Material to process |
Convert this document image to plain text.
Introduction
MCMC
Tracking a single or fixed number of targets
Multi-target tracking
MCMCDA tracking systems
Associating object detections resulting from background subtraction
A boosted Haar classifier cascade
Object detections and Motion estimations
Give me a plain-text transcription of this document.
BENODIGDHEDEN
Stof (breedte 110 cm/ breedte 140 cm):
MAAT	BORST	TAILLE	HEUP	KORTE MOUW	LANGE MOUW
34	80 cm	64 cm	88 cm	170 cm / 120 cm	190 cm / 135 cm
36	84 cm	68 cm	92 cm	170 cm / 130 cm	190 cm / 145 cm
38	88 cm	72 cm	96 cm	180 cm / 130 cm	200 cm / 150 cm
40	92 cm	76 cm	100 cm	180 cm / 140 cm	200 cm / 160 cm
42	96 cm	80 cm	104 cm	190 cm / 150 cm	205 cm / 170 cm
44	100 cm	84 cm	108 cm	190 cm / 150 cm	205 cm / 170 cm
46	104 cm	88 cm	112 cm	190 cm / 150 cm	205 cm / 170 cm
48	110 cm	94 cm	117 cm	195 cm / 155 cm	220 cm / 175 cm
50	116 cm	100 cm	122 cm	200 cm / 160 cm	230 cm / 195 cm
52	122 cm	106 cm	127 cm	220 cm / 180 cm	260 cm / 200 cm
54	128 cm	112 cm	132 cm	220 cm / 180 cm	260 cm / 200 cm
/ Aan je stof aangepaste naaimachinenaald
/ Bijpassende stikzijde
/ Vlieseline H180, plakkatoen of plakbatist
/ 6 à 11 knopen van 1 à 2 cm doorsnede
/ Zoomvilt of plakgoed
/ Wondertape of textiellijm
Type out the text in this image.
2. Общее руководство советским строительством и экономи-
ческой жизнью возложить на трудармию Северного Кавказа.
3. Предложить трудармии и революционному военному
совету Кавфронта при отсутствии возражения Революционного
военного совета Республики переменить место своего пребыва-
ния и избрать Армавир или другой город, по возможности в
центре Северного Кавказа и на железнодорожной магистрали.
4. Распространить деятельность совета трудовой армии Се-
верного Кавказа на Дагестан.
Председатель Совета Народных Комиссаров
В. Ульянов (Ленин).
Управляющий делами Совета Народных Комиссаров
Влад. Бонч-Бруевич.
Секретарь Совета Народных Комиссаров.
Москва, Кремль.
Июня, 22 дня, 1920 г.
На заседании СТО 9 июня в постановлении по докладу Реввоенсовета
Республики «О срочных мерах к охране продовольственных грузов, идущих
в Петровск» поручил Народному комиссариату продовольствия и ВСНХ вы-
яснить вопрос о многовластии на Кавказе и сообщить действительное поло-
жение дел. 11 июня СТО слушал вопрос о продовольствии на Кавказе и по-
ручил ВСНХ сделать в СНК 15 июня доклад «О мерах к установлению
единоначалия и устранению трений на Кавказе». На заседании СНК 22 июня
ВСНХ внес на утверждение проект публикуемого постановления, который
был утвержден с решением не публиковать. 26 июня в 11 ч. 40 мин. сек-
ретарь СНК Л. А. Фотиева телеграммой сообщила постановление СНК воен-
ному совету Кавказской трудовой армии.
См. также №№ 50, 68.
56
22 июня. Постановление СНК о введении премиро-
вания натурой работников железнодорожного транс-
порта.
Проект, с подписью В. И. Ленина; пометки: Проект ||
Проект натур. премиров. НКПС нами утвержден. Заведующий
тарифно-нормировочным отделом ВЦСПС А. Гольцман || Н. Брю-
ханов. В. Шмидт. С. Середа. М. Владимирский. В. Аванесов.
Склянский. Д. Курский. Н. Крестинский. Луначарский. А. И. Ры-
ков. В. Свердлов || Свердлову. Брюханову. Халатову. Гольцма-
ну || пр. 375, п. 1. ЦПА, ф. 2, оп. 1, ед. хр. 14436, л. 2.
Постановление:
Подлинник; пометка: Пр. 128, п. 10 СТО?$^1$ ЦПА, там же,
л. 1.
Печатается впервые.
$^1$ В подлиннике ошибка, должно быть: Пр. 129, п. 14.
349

Instructions to follow | Copy out the whole listing exactly; please set it all down.

Exercise output |
Convert this document image to plain text.
Introduction
MCMC
Tracking a single or fixed number of targets
Multi-target tracking
MCMCDA tracking systems
Associating object detections resulting from background subtraction
A boosted Haar classifier cascade
Object detections and Motion estimations
Give me a plain-text transcription of this document.
BENODIGDHEDEN
Stof (breedte 110 cm/ breedte 140 cm):
MAAT	BORST	TAILLE	HEUP	KORTE MOUW	LANGE MOUW
34	80 cm	64 cm	88 cm	170 cm / 120 cm	190 cm / 135 cm
36	84 cm	68 cm	92 cm	170 cm / 130 cm	190 cm / 145 cm
38	88 cm	72 cm	96 cm	180 cm / 130 cm	200 cm / 150 cm
40	92 cm	76 cm	100 cm	180 cm / 140 cm	200 cm / 160 cm
42	96 cm	80 cm	104 cm	190 cm / 150 cm	205 cm / 170 cm
44	100 cm	84 cm	108 cm	190 cm / 150 cm	205 cm / 170 cm
46	104 cm	88 cm	112 cm	190 cm / 150 cm	205 cm / 170 cm
48	110 cm	94 cm	117 cm	195 cm / 155 cm	220 cm / 175 cm
50	116 cm	100 cm	122 cm	200 cm / 160 cm	230 cm / 195 cm
52	122 cm	106 cm	127 cm	220 cm / 180 cm	260 cm / 200 cm
54	128 cm	112 cm	132 cm	220 cm / 180 cm	260 cm / 200 cm
/ Aan je stof aangepaste naaimachinenaald
/ Bijpassende stikzijde
/ Vlieseline H180, plakkatoen of plakbatist
/ 6 à 11 knopen van 1 à 2 cm doorsnede
/ Zoomvilt of plakgoed
/ Wondertape of textiellijm
Type out the text in this image.
2. Общее руководство советским строительством и экономи-
ческой жизнью возложить на трудармию Северного Кавказа.
3. Предложить трудармии и революционному военному
совету Кавфронта при отсутствии возражения Революционного
военного совета Республики переменить место своего пребыва-
ния и избрать Армавир или другой город, по возможности в
центре Северного Кавказа и на железнодорожной магистрали.
4. Распространить деятельность совета трудовой армии Се-
верного Кавказа на Дагестан.
Председатель Совета Народных Комиссаров
В. Ульянов (Ленин).
Управляющий делами Совета Народных Комиссаров
Влад. Бонч-Бруевич.
Секретарь Совета Народных Комиссаров.
Москва, Кремль.
Июня, 22 дня, 1920 г.
На заседании СТО 9 июня в постановлении по докладу Реввоенсовета
Республики «О срочных мерах к охране продовольственных грузов, идущих
в Петровск» поручил Народному комиссариату продовольствия и ВСНХ вы-
яснить вопрос о многовластии на Кавказе и сообщить действительное поло-
жение дел. 11 июня СТО слушал вопрос о продовольствии на Кавказе и по-
ручил ВСНХ сделать в СНК 15 июня доклад «О мерах к установлению
единоначалия и устранению трений на Кавказе». На заседании СНК 22 июня
ВСНХ внес на утверждение проект публикуемого постановления, который
был утвержден с решением не публиковать. 26 июня в 11 ч. 40 мин. сек-
ретарь СНК Л. А. Фотиева телеграммой сообщила постановление СНК воен-
ному совету Кавказской трудовой армии.
См. также №№ 50, 68.
56
22 июня. Постановление СНК о введении премиро-
вания натурой работников железнодорожного транс-
порта.
Проект, с подписью В. И. Ленина; пометки: Проект ||
Проект натур. премиров. НКПС нами утвержден. Заведующий
тарифно-нормировочным отделом ВЦСПС А. Гольцман || Н. Брю-
ханов. В. Шмидт. С. Середа. М. Владимирский. В. Аванесов.
Склянский. Д. Курский. Н. Крестинский. Луначарский. А. И. Ры-
ков. В. Свердлов || Свердлову. Брюханову. Халатову. Гольцма-
ну || пр. 375, п. 1. ЦПА, ф. 2, оп. 1, ед. хр. 14436, л. 2.
Постановление:
Подлинник; пометка: Пр. 128, п. 10 СТО?$^1$ ЦПА, там же,
л. 1.
Печатается впервые.
$^1$ В подлиннике ошибка, должно быть: Пр. 129, п. 14.
349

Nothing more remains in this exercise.